Extract:
BEGIN
Software Diagnostics Library

Trace Network is an analysis pattern in which traces and logs are treated as evidence for constructing an attributed interaction network N=(V, E), where vertices V are Motives, (Adjoint) Threads or Features of Activity, and their combinations, and directed edges E are created by an explicit correspondence rule between them, for example, request/response, causality, correlation propagation, spawn/join relation, or shared resource usage. A scope such as Time Delta or some filtering for Message Patterns may also be applied before the network construction.

Edge aggregation, weighting, and labels are part of the construction specification, so the result is not merely a drawing but a diagnostic network on which structural properties such as fan-in, fan-out, hubs, components, and derived measures such as Trace Divergence can be computed. This differs from Trace Graph, whose primary purpose is plotting or graphing trace data, and from Message Complex, whose primary elements are messages connected geometrically rather than identities connected relationally.

Trace Network analysis pattern differs from Causal History, Causal Messages, and Causal Chains in both primitive elements and construction intent. Causal History is a message-level structure whose arrows represent possible causation; Causal Messages are those messages selected as causally relevant within that history; and Causal Chains are abstractions of causal relations into linked 1-chains, 2-chains, and higher n-chains. By contrast, Trace Network is a general constructed network whose vertices are typically diagnostic identities rather than messages, and whose edges are induced by an explicitly declared relation derived from trace evidence, such as causal linkage, adjoint correspondence, request/response coupling, shared-resource mediation, or correlation transfer. Accordingly, a Trace Network may encode causal structure as one special case, but it is not restricted to causality and does not by itself imply chain-complex abstraction.
END
Study questions:
A – Can you print the part of the Trace Network text that begins at the words "Edge aggregation, weighting, and" and stops after "identities connected relationally."?
B – Answer these questions from the Trace Network text:
(i) What may be applied before the network is constructed?
(ii) Which structural properties of the network are named as computable?
(iii) What do the arrows in a Causal History represent?
C – Could you pick up the Trace Network text after its last sentence and continue it?
You can complete everything here without the entries.

Information given:
BEGIN
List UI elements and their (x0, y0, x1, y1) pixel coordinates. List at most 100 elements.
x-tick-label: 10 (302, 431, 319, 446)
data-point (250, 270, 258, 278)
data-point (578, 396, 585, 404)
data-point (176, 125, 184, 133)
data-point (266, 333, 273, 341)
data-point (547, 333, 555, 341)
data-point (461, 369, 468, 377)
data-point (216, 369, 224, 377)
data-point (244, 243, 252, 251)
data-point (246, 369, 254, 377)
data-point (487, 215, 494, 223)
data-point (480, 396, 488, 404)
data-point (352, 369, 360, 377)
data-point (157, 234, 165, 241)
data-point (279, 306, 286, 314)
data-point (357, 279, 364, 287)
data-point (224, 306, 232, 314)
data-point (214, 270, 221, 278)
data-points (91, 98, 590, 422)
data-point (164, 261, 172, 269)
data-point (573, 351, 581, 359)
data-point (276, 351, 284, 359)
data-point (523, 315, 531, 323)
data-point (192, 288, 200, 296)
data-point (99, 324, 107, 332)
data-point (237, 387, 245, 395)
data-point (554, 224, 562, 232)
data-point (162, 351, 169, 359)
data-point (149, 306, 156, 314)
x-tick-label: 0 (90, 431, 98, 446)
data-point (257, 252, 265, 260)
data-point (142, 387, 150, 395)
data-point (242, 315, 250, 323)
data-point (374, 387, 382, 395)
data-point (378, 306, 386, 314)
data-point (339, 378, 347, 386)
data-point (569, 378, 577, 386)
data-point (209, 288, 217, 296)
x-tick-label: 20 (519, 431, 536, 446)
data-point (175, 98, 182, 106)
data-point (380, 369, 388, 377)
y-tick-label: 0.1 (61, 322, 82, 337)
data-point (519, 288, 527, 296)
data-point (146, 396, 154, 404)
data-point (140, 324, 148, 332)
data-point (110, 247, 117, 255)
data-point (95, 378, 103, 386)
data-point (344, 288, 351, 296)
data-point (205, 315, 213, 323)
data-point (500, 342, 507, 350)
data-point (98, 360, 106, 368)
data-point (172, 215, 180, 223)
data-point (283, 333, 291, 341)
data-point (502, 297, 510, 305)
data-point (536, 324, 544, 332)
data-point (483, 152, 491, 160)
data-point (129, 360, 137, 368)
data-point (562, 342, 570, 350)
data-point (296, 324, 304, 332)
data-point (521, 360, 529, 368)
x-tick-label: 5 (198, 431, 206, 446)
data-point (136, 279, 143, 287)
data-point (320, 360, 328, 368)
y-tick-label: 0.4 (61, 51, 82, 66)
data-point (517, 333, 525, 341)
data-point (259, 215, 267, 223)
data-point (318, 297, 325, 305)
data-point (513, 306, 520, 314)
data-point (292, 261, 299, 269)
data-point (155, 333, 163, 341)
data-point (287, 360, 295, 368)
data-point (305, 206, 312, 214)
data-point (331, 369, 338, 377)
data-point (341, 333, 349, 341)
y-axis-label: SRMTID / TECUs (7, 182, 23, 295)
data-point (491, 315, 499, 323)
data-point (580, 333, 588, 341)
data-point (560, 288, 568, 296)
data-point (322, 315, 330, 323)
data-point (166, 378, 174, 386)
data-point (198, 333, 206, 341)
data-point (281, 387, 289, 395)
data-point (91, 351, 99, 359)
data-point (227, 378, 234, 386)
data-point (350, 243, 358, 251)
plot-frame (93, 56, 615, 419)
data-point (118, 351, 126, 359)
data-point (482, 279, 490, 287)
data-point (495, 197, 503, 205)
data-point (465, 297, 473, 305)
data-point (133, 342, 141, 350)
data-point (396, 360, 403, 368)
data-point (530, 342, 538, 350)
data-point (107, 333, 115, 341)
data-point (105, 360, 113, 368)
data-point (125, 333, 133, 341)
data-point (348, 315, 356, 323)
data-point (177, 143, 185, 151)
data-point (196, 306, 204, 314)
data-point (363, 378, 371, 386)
END
Responses in order:
A –
Edge aggregation, weighting, and labels are part of the construction specification, so the result is not merely a drawing but a diagnostic network on which structural properties such as fan-in, fan-out, hubs, components, and derived measures such as Trace Divergence can be computed. This differs from Trace Graph, whose primary purpose is plotting or graphing trace data, and from Message Complex, whose primary elements are messages connected geometrically rather than identities connected relationally.

B –
(i) A scope such as Time Delta, or some filtering for Message Patterns.
(ii) Fan-in, fan-out, hubs and components.
(iii) Possible causation.

C –
- Dmitry Vostokov @ DumpAnalysis.org + TraceAnalysis.org -

Sometimes, we want to count the number of (Adjoint) Threads of Activity corresponding to a specified ATID:

We can view this as (adjoint) threads coming into or out of the specified ATID, similar to divergence, which gives the name Trace Divergence log analysis pattern. This analysis pattern differs from Cord of Activity, which is not a number, and the latter may not have a single, unvarying source or target ATID to which other A(TID)s correspond. It is also different from Trace Flux, where the number of threads is an external variable not related to traces and logs, and from Message Flow, which operates on the individual message level, temporal in nature, and counters are set in advance.

Typical examples include SYN floods in network traces (src and dst ATIDs), the number of threads corresponding to the specific PID, or the number of threads contending for the specified API.

Activity Divergence may look similar, but its surface is temporal, whereas Trace Divergence’s, surface is structural. There can be several Trace Divergencies in the same trace or log since they are per ATID.

Formally, Trace Divergence is a property of a constructed graph, for example, D_in​(a)=∣{x∈V∣x→a}∣; Activity Divergence is a property of a constructed signal, interpreted as dynamics, for example, D_in​(a,t).

- Dmitry Vostokov @ DumpAnalysis.org + TraceAnalysis.org -

We write software based on requirements and then see its execution. The same analogy can be applied to Declarative Traces, which are “executed.” Trace Plans serve the role of tracing and logging requirements. The following diagram illustrates trace engineering and the lifecycle of tracing and logging:

We look at a resulting trace or log and relate it to its Trace Plan to find anomalies and problems not only in software execution but also in traces and logs themselves and improve tracing source code.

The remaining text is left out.